### Exercise material
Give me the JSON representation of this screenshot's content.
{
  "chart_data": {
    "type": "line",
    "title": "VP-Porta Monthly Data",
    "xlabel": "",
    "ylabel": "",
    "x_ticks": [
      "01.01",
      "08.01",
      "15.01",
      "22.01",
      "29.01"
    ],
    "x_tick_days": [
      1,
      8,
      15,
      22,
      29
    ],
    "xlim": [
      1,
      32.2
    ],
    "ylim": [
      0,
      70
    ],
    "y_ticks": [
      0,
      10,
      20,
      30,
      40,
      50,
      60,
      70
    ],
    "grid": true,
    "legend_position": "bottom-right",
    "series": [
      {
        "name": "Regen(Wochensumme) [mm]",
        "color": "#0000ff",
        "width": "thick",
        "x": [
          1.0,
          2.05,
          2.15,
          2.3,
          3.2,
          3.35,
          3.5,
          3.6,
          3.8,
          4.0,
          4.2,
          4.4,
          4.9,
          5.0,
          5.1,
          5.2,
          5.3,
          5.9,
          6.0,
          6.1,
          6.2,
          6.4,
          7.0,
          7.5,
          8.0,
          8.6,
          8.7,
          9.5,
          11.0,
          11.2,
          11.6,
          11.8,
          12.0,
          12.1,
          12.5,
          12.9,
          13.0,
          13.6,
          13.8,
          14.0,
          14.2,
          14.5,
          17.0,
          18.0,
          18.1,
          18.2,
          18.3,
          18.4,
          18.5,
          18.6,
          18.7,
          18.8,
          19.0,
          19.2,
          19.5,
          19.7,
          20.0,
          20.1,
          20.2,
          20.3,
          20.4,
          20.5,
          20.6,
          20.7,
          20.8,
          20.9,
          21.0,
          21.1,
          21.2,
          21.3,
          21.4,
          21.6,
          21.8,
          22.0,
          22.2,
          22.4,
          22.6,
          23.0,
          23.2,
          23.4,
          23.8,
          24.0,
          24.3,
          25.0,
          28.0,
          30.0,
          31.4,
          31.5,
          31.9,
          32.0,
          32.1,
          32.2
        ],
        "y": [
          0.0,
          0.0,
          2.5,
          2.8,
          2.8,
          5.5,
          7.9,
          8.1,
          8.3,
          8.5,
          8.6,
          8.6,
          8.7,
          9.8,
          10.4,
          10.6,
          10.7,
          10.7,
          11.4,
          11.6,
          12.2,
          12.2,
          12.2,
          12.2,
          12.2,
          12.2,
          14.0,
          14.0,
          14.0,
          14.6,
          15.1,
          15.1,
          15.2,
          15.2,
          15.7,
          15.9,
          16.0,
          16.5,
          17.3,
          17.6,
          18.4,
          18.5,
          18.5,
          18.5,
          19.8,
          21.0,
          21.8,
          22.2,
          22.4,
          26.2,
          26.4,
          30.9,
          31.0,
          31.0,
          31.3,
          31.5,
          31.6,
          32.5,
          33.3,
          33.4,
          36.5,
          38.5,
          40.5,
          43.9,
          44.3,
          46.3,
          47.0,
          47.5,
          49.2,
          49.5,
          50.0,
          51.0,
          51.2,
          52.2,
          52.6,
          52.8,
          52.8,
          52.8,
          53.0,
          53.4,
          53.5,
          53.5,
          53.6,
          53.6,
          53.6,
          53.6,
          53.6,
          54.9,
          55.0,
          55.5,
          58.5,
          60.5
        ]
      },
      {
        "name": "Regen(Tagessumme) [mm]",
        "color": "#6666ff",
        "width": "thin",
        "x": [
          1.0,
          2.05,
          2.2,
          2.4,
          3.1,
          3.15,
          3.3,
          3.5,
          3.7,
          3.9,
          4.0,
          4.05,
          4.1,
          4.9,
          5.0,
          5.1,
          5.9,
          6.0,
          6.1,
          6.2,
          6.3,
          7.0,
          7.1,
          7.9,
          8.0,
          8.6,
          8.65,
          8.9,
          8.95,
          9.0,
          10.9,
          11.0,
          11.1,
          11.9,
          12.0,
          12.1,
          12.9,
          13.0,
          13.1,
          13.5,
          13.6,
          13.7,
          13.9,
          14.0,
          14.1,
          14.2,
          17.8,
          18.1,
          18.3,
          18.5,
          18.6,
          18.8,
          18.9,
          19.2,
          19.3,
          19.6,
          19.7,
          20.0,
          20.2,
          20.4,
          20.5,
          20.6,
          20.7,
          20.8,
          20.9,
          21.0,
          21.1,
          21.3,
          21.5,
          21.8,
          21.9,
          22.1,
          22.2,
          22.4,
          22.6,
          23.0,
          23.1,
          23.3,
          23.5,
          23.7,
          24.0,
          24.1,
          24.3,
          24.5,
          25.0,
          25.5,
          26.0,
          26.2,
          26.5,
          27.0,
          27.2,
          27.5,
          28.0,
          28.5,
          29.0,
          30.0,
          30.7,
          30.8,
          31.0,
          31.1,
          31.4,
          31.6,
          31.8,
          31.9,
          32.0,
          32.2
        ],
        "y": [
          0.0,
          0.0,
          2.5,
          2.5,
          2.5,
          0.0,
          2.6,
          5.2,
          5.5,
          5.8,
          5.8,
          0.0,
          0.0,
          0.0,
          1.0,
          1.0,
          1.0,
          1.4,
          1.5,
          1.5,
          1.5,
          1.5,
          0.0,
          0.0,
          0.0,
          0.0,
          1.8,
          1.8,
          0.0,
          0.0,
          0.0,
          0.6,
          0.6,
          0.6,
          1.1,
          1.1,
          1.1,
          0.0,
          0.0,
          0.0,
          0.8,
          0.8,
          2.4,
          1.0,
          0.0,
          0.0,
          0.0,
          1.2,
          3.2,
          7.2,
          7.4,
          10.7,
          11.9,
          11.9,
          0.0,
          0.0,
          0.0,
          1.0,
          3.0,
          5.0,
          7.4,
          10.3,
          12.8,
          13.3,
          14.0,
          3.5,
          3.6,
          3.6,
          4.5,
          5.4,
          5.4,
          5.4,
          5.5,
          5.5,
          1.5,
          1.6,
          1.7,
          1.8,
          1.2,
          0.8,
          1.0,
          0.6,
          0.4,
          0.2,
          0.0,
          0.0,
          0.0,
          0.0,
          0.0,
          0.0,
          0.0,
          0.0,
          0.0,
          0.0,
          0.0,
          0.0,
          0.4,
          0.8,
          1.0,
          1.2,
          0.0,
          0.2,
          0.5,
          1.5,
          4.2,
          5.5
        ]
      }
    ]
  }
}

### Task statement
Isolate the lines that hold the word "name" and copy all of them.

### Exercise solution
        "name": "Regen(Wochensumme) [mm]",
        "name": "Regen(Tagessumme) [mm]",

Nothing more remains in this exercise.